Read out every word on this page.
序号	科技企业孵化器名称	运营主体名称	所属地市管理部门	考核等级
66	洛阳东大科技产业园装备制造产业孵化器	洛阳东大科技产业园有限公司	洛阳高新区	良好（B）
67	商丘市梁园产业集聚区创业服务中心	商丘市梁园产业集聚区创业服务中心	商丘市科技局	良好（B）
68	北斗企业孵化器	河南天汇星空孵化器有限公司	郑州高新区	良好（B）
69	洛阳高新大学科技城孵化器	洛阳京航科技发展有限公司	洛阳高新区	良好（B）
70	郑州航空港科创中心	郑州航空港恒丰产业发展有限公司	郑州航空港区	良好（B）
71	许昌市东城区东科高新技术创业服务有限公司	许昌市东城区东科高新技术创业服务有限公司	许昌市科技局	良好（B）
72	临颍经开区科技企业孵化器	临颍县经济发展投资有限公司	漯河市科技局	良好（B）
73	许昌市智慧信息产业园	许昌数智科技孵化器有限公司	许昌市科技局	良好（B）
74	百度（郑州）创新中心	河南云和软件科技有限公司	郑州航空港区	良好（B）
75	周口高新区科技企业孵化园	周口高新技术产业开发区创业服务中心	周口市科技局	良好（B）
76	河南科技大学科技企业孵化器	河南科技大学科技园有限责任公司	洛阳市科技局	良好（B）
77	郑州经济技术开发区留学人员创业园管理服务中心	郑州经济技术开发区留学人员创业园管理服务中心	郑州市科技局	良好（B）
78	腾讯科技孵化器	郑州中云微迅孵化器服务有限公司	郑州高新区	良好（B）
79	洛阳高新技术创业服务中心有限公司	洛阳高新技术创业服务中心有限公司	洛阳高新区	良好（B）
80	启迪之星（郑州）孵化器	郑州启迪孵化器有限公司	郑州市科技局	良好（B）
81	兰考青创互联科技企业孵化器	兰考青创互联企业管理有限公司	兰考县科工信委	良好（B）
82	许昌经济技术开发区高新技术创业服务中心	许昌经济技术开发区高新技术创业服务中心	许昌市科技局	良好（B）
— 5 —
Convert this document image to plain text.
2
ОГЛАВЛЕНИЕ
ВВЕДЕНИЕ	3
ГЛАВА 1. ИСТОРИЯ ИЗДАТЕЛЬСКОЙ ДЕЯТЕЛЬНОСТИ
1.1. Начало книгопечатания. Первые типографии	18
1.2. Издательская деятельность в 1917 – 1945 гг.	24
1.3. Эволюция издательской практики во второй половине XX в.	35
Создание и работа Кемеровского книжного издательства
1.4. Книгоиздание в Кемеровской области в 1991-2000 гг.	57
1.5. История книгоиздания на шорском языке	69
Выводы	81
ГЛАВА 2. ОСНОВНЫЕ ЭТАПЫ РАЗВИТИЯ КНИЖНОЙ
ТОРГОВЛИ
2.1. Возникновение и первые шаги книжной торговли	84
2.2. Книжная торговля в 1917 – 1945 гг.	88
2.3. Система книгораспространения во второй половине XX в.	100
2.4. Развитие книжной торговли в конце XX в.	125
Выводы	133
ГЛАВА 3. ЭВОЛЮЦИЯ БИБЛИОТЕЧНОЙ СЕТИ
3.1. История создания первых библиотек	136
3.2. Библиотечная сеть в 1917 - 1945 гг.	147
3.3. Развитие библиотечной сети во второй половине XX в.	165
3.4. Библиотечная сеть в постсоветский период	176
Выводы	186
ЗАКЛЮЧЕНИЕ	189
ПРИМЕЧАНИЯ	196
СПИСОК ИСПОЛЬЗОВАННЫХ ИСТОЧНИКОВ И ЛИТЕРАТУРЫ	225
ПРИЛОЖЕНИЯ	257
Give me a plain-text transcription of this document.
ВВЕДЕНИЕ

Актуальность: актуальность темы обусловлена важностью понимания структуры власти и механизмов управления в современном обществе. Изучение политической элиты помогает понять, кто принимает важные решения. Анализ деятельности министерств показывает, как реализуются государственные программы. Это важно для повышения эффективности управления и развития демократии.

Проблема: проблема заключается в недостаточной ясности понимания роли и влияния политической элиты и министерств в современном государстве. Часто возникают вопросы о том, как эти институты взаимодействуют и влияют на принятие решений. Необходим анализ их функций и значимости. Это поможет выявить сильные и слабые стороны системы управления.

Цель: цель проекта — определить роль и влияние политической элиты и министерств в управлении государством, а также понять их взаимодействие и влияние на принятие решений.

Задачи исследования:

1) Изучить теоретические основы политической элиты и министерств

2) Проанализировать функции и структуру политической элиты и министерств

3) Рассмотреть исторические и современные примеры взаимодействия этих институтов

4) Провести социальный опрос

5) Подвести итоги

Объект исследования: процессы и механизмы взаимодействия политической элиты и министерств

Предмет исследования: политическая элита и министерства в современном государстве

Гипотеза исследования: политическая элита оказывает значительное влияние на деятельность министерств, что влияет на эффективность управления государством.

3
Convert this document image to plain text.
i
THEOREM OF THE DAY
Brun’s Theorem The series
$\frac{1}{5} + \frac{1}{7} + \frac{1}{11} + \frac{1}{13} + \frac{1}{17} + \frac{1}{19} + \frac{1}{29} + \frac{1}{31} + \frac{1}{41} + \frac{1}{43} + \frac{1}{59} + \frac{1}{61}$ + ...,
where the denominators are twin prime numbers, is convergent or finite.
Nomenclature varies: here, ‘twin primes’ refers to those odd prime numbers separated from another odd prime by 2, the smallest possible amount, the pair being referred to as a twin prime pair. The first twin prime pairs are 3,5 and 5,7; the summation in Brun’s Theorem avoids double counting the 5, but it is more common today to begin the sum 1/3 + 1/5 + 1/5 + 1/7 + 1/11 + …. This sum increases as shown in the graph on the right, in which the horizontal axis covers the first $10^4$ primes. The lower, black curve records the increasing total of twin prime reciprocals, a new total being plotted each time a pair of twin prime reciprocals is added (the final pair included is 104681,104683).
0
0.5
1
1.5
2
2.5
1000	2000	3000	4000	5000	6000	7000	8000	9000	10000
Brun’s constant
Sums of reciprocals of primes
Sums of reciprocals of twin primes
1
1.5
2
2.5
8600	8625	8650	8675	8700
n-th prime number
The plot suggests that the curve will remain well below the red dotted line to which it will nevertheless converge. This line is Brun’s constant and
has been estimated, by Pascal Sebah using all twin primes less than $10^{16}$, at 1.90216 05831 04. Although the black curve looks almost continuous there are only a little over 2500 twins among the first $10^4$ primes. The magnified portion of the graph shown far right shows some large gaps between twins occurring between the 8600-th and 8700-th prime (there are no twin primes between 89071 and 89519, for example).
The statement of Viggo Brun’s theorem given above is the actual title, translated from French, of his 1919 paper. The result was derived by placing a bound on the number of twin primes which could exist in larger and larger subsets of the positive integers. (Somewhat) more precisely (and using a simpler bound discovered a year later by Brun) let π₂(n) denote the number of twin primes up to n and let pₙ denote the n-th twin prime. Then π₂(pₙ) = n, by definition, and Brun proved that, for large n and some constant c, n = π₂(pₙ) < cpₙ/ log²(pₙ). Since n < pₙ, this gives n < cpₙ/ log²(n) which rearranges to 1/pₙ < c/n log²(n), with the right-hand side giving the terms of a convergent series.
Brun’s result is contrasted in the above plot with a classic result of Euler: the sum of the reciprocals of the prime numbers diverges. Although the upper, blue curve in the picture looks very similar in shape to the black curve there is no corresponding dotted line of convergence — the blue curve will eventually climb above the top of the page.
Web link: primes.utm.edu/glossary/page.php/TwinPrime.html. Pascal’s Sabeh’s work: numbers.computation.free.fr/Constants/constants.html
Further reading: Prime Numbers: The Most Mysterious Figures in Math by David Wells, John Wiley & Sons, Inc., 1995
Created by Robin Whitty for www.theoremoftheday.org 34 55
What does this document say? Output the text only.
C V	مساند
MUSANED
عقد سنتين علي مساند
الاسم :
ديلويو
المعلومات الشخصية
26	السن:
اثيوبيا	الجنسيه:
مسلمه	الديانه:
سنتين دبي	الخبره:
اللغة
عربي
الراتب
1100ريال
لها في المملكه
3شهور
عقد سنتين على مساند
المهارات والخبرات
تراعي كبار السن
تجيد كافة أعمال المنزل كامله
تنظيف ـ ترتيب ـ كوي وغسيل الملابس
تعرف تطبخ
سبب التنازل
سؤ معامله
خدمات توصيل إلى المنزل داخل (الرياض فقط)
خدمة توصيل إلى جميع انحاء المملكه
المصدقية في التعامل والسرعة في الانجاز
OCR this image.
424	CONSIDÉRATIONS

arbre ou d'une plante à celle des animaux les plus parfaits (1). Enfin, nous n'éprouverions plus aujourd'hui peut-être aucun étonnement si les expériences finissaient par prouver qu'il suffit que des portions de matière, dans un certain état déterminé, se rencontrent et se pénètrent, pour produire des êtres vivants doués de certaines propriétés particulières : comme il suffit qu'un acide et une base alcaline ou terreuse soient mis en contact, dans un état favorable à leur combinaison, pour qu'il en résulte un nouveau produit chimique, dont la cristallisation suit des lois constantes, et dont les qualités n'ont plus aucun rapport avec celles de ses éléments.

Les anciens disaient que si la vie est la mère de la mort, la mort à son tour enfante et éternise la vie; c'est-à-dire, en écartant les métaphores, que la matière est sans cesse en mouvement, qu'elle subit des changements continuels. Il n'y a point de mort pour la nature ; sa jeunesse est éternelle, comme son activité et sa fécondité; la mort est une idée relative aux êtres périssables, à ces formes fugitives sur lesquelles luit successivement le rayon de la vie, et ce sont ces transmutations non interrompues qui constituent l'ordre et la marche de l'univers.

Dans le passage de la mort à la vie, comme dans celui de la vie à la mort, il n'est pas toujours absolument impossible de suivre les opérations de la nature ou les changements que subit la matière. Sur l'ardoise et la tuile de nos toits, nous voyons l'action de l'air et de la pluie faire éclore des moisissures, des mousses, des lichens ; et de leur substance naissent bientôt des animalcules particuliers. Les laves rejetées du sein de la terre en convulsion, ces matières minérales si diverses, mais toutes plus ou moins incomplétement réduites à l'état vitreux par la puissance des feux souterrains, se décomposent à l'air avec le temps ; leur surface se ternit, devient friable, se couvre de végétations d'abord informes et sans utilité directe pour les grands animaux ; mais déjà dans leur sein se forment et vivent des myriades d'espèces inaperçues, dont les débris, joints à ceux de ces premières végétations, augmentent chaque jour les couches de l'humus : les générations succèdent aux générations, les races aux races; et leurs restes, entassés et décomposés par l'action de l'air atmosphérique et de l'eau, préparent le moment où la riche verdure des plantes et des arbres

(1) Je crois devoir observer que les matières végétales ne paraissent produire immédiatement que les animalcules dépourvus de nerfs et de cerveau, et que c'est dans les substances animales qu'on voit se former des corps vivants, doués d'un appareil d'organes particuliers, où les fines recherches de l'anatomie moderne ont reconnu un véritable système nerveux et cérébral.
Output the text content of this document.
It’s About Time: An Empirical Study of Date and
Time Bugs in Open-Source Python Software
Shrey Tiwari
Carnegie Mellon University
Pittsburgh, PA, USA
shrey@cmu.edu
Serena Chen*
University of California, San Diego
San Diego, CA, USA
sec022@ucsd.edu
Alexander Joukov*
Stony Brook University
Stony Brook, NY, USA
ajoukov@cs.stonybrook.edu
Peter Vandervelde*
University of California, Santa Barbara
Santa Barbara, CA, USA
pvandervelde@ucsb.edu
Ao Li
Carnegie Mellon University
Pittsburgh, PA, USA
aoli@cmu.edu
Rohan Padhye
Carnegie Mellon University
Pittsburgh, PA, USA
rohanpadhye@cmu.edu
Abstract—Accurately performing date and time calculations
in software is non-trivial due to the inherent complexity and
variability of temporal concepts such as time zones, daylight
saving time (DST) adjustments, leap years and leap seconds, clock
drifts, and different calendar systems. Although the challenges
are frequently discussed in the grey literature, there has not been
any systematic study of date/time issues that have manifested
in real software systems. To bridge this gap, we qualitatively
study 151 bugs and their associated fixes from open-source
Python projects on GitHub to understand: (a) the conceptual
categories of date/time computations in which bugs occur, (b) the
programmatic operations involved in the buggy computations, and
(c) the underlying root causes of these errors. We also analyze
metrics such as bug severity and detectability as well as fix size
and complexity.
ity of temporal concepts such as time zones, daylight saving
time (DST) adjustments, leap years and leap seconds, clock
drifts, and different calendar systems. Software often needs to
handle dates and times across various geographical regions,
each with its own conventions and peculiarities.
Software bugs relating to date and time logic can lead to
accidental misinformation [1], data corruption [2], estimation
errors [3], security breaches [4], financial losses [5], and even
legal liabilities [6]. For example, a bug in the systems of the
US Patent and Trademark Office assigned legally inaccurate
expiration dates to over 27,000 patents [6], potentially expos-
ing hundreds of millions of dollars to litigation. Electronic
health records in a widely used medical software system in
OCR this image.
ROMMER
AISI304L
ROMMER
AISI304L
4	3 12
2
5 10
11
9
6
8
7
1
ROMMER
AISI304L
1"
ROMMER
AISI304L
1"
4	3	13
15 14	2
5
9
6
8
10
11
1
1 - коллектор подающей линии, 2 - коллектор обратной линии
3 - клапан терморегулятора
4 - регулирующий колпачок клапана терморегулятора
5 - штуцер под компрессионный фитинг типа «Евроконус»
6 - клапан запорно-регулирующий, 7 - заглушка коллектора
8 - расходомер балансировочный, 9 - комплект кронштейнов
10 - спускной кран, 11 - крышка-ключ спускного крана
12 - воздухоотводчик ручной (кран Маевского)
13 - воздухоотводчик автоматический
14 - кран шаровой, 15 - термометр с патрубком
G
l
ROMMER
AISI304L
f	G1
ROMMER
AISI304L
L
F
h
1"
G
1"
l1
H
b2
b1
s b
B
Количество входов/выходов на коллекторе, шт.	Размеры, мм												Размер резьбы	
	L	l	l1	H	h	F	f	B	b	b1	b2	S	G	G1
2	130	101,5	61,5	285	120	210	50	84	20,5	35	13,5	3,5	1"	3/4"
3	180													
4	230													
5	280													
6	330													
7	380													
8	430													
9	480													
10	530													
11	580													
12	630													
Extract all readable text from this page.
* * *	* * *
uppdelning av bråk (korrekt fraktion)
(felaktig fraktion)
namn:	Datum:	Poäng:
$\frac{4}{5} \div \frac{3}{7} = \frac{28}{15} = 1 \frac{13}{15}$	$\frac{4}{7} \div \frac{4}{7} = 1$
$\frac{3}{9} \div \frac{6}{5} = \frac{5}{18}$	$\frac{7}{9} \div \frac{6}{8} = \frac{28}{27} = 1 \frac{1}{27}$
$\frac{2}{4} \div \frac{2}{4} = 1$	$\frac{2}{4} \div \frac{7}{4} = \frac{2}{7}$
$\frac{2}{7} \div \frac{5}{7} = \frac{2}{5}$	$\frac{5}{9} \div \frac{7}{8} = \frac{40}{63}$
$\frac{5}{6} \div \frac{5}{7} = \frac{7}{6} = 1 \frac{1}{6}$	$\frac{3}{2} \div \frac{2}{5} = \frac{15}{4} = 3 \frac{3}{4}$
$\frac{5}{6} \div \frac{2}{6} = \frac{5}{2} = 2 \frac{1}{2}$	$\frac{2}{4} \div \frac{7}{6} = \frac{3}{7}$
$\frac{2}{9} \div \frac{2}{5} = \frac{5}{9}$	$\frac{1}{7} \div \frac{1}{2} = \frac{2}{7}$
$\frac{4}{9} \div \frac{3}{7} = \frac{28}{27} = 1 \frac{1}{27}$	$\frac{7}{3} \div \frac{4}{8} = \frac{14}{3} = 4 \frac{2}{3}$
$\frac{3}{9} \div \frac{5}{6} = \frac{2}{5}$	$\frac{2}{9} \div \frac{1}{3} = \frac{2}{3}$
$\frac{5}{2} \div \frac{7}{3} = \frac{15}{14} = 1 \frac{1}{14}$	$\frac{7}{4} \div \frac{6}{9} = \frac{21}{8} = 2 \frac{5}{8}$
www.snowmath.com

→ **Exercise instructions**:
Pull out each line of the entries that contains "Python".

→ **Solution for this problem**:
Time Bugs in Open-Source Python Software
Python projects on GitHub to understand: (a) the conceptual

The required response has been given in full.